TASK DESCRIPTION:
Copy all lines of the listing that include the string "monkeys".

MATERIAL FOR THIS EXERCISE:

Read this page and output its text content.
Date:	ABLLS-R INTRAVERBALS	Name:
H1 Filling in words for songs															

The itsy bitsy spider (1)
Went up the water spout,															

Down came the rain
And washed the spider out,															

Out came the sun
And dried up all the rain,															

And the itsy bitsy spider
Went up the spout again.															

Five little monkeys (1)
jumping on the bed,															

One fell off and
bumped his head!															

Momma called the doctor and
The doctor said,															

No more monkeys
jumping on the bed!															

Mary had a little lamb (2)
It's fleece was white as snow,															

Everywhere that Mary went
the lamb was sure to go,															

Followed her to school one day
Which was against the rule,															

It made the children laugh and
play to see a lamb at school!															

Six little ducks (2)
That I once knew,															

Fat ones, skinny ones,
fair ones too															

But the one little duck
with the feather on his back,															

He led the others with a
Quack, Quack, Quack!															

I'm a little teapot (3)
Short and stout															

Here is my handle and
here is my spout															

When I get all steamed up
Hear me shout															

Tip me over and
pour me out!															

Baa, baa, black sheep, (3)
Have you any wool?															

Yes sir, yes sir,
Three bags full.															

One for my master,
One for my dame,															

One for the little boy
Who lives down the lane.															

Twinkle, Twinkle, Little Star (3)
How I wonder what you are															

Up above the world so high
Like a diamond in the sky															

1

RESULT OF THE EXERCISE:
Five little monkeys (1)
No more monkeys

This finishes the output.